- **TASK OBJECTIVE**
Look through the data below. Pick out the lines holding the string "usted".
══ ENTRIES
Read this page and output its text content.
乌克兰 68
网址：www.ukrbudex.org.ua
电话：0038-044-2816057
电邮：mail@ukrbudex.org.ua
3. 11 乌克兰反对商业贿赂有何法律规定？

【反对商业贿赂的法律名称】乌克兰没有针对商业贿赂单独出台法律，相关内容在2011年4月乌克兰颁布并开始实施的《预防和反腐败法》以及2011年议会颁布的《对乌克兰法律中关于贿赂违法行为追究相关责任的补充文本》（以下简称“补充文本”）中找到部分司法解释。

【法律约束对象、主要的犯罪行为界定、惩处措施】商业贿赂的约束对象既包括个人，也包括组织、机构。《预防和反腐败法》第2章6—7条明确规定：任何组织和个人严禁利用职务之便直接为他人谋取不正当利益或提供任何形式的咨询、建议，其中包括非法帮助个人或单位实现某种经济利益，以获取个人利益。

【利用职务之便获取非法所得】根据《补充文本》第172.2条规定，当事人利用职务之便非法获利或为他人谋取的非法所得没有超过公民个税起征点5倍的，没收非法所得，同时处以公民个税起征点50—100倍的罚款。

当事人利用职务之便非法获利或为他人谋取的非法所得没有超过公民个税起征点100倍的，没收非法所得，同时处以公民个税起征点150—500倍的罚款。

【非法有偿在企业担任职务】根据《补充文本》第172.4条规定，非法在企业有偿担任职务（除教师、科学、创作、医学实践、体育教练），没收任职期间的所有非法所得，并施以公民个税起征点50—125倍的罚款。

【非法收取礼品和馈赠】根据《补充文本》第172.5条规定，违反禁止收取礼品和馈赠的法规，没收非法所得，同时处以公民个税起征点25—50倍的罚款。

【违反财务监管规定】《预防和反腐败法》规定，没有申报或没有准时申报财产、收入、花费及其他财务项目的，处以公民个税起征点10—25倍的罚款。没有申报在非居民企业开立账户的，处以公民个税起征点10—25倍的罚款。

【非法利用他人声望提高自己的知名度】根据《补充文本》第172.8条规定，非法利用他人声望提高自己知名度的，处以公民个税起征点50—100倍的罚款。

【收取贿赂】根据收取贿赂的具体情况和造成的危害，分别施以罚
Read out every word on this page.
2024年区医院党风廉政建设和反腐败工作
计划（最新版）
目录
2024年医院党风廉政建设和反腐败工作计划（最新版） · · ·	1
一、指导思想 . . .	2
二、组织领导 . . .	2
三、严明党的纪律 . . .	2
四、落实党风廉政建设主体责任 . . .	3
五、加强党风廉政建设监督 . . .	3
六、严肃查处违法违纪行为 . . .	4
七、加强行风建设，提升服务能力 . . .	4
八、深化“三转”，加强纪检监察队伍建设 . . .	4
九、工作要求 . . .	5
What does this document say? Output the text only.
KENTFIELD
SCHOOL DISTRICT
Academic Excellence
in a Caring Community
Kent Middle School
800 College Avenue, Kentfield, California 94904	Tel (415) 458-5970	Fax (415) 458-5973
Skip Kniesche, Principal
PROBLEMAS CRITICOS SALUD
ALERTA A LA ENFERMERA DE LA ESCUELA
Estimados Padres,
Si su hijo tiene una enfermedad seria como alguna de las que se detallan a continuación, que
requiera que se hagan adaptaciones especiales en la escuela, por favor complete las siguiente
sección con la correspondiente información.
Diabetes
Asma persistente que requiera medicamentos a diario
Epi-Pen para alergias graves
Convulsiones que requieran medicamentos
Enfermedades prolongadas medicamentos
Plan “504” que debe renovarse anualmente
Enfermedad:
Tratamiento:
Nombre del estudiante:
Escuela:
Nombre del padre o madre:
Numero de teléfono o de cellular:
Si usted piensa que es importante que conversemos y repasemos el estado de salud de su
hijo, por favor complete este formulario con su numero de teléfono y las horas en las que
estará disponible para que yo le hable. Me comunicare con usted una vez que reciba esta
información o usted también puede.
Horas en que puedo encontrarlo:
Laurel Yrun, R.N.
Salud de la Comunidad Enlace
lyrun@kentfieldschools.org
════
- **THE OUTPUT**
Si usted piensa que es importante que conversemos y repasemos el estado de salud de su
estará disponible para que yo le hable. Me comunicare con usted una vez que reciba esta
información o usted también puede.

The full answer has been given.